>> Begin

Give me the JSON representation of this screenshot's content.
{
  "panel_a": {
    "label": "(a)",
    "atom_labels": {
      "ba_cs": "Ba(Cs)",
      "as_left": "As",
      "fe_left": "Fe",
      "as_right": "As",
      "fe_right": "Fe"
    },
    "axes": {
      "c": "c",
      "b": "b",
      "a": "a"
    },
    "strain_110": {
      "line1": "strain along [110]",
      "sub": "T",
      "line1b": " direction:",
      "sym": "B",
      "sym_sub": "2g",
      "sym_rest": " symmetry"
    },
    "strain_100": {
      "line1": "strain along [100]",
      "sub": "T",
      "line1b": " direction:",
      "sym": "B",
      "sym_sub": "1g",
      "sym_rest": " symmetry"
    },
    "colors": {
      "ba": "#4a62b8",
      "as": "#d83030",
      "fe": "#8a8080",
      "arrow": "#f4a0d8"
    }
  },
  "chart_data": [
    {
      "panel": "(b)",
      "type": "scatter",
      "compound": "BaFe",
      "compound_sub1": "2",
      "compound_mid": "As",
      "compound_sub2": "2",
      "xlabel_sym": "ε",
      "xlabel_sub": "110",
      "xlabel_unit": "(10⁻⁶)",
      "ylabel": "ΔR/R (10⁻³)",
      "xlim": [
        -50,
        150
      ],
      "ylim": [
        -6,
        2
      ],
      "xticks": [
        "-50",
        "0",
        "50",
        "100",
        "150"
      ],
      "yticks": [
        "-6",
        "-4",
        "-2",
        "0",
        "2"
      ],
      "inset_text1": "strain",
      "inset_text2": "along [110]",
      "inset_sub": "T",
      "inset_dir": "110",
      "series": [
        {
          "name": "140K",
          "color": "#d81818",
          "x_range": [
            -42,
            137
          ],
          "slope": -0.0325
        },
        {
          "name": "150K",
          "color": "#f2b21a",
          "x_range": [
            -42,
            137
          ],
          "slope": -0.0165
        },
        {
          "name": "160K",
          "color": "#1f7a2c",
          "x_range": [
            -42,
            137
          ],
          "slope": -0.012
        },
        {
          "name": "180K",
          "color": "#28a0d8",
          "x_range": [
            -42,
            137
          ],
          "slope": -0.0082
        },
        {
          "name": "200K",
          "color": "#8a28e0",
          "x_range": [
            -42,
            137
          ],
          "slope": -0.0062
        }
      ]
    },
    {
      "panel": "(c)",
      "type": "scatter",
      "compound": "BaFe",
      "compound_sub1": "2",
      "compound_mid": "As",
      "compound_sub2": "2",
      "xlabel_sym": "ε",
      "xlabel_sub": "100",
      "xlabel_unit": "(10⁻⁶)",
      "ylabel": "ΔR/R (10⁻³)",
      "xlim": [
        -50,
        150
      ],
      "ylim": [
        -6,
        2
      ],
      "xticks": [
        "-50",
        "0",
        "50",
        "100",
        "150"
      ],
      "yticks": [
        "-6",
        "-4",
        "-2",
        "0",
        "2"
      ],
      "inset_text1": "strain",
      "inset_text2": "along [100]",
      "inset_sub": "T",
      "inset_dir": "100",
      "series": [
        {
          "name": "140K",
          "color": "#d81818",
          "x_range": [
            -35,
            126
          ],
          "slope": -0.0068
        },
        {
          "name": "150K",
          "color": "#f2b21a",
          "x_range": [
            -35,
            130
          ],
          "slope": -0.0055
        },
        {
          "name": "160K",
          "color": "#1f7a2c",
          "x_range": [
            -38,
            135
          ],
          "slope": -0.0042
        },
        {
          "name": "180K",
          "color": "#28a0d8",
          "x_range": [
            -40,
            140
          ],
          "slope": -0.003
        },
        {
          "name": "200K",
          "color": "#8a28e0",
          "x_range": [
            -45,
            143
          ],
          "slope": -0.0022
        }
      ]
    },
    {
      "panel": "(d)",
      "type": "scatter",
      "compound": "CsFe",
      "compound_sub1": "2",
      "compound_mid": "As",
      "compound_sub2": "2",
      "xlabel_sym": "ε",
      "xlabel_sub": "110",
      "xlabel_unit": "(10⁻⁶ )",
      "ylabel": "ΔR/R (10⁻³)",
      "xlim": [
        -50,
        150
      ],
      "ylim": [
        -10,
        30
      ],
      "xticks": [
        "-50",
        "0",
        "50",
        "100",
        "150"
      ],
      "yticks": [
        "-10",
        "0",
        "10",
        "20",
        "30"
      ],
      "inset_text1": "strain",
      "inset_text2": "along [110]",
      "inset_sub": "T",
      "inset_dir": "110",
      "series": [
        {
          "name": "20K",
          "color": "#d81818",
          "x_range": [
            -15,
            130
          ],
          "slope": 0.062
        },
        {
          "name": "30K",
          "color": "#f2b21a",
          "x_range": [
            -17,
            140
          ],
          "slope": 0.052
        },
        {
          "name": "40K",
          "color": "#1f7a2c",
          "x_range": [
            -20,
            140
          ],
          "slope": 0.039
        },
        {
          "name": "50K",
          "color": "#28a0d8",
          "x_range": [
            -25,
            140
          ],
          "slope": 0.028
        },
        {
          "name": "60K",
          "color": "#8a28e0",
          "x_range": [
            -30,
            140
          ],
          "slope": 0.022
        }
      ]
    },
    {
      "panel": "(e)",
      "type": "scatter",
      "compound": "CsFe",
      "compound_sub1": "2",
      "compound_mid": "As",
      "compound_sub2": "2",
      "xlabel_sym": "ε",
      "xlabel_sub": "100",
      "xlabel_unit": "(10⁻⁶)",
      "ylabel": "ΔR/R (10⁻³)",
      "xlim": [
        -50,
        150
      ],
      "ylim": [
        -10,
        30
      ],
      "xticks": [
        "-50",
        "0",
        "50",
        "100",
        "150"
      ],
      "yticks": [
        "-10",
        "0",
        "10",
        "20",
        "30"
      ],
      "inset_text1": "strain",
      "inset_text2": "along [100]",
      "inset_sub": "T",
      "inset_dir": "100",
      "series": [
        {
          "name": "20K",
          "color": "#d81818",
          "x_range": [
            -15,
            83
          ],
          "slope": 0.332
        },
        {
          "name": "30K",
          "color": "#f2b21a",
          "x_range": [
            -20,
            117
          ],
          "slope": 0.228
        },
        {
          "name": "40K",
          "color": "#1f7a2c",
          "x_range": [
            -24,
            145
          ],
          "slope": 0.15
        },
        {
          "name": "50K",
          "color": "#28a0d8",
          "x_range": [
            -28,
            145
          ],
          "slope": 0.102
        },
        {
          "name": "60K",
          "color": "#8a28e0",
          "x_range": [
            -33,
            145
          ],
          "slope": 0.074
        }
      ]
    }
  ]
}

>> End

● **Aim**: Print every record above exactly as written.

● **Solution to this problem**:
Give me the JSON representation of this screenshot's content.
{
  "panel_a": {
    "label": "(a)",
    "atom_labels": {
      "ba_cs": "Ba(Cs)",
      "as_left": "As",
      "fe_left": "Fe",
      "as_right": "As",
      "fe_right": "Fe"
    },
    "axes": {
      "c": "c",
      "b": "b",
      "a": "a"
    },
    "strain_110": {
      "line1": "strain along [110]",
      "sub": "T",
      "line1b": " direction:",
      "sym": "B",
      "sym_sub": "2g",
      "sym_rest": " symmetry"
    },
    "strain_100": {
      "line1": "strain along [100]",
      "sub": "T",
      "line1b": " direction:",
      "sym": "B",
      "sym_sub": "1g",
      "sym_rest": " symmetry"
    },
    "colors": {
      "ba": "#4a62b8",
      "as": "#d83030",
      "fe": "#8a8080",
      "arrow": "#f4a0d8"
    }
  },
  "chart_data": [
    {
      "panel": "(b)",
      "type": "scatter",
      "compound": "BaFe",
      "compound_sub1": "2",
      "compound_mid": "As",
      "compound_sub2": "2",
      "xlabel_sym": "ε",
      "xlabel_sub": "110",
      "xlabel_unit": "(10⁻⁶)",
      "ylabel": "ΔR/R (10⁻³)",
      "xlim": [
        -50,
        150
      ],
      "ylim": [
        -6,
        2
      ],
      "xticks": [
        "-50",
        "0",
        "50",
        "100",
        "150"
      ],
      "yticks": [
        "-6",
        "-4",
        "-2",
        "0",
        "2"
      ],
      "inset_text1": "strain",
      "inset_text2": "along [110]",
      "inset_sub": "T",
      "inset_dir": "110",
      "series": [
        {
          "name": "140K",
          "color": "#d81818",
          "x_range": [
            -42,
            137
          ],
          "slope": -0.0325
        },
        {
          "name": "150K",
          "color": "#f2b21a",
          "x_range": [
            -42,
            137
          ],
          "slope": -0.0165
        },
        {
          "name": "160K",
          "color": "#1f7a2c",
          "x_range": [
            -42,
            137
          ],
          "slope": -0.012
        },
        {
          "name": "180K",
          "color": "#28a0d8",
          "x_range": [
            -42,
            137
          ],
          "slope": -0.0082
        },
        {
          "name": "200K",
          "color": "#8a28e0",
          "x_range": [
            -42,
            137
          ],
          "slope": -0.0062
        }
      ]
    },
    {
      "panel": "(c)",
      "type": "scatter",
      "compound": "BaFe",
      "compound_sub1": "2",
      "compound_mid": "As",
      "compound_sub2": "2",
      "xlabel_sym": "ε",
      "xlabel_sub": "100",
      "xlabel_unit": "(10⁻⁶)",
      "ylabel": "ΔR/R (10⁻³)",
      "xlim": [
        -50,
        150
      ],
      "ylim": [
        -6,
        2
      ],
      "xticks": [
        "-50",
        "0",
        "50",
        "100",
        "150"
      ],
      "yticks": [
        "-6",
        "-4",
        "-2",
        "0",
        "2"
      ],
      "inset_text1": "strain",
      "inset_text2": "along [100]",
      "inset_sub": "T",
      "inset_dir": "100",
      "series": [
        {
          "name": "140K",
          "color": "#d81818",
          "x_range": [
            -35,
            126
          ],
          "slope": -0.0068
        },
        {
          "name": "150K",
          "color": "#f2b21a",
          "x_range": [
            -35,
            130
          ],
          "slope": -0.0055
        },
        {
          "name": "160K",
          "color": "#1f7a2c",
          "x_range": [
            -38,
            135
          ],
          "slope": -0.0042
        },
        {
          "name": "180K",
          "color": "#28a0d8",
          "x_range": [
            -40,
            140
          ],
          "slope": -0.003
        },
        {
          "name": "200K",
          "color": "#8a28e0",
          "x_range": [
            -45,
            143
          ],
          "slope": -0.0022
        }
      ]
    },
    {
      "panel": "(d)",
      "type": "scatter",
      "compound": "CsFe",
      "compound_sub1": "2",
      "compound_mid": "As",
      "compound_sub2": "2",
      "xlabel_sym": "ε",
      "xlabel_sub": "110",
      "xlabel_unit": "(10⁻⁶ )",
      "ylabel": "ΔR/R (10⁻³)",
      "xlim": [
        -50,
        150
      ],
      "ylim": [
        -10,
        30
      ],
      "xticks": [
        "-50",
        "0",
        "50",
        "100",
        "150"
      ],
      "yticks": [
        "-10",
        "0",
        "10",
        "20",
        "30"
      ],
      "inset_text1": "strain",
      "inset_text2": "along [110]",
      "inset_sub": "T",
      "inset_dir": "110",
      "series": [
        {
          "name": "20K",
          "color": "#d81818",
          "x_range": [
            -15,
            130
          ],
          "slope": 0.062
        },
        {
          "name": "30K",
          "color": "#f2b21a",
          "x_range": [
            -17,
            140
          ],
          "slope": 0.052
        },
        {
          "name": "40K",
          "color": "#1f7a2c",
          "x_range": [
            -20,
            140
          ],
          "slope": 0.039
        },
        {
          "name": "50K",
          "color": "#28a0d8",
          "x_range": [
            -25,
            140
          ],
          "slope": 0.028
        },
        {
          "name": "60K",
          "color": "#8a28e0",
          "x_range": [
            -30,
            140
          ],
          "slope": 0.022
        }
      ]
    },
    {
      "panel": "(e)",
      "type": "scatter",
      "compound": "CsFe",
      "compound_sub1": "2",
      "compound_mid": "As",
      "compound_sub2": "2",
      "xlabel_sym": "ε",
      "xlabel_sub": "100",
      "xlabel_unit": "(10⁻⁶)",
      "ylabel": "ΔR/R (10⁻³)",
      "xlim": [
        -50,
        150
      ],
      "ylim": [
        -10,
        30
      ],
      "xticks": [
        "-50",
        "0",
        "50",
        "100",
        "150"
      ],
      "yticks": [
        "-10",
        "0",
        "10",
        "20",
        "30"
      ],
      "inset_text1": "strain",
      "inset_text2": "along [100]",
      "inset_sub": "T",
      "inset_dir": "100",
      "series": [
        {
          "name": "20K",
          "color": "#d81818",
          "x_range": [
            -15,
            83
          ],
          "slope": 0.332
        },
        {
          "name": "30K",
          "color": "#f2b21a",
          "x_range": [
            -20,
            117
          ],
          "slope": 0.228
        },
        {
          "name": "40K",
          "color": "#1f7a2c",
          "x_range": [
            -24,
            145
          ],
          "slope": 0.15
        },
        {
          "name": "50K",
          "color": "#28a0d8",
          "x_range": [
            -28,
            145
          ],
          "slope": 0.102
        },
        {
          "name": "60K",
          "color": "#8a28e0",
          "x_range": [
            -33,
            145
          ],
          "slope": 0.074
        }
      ]
    }
  ]
}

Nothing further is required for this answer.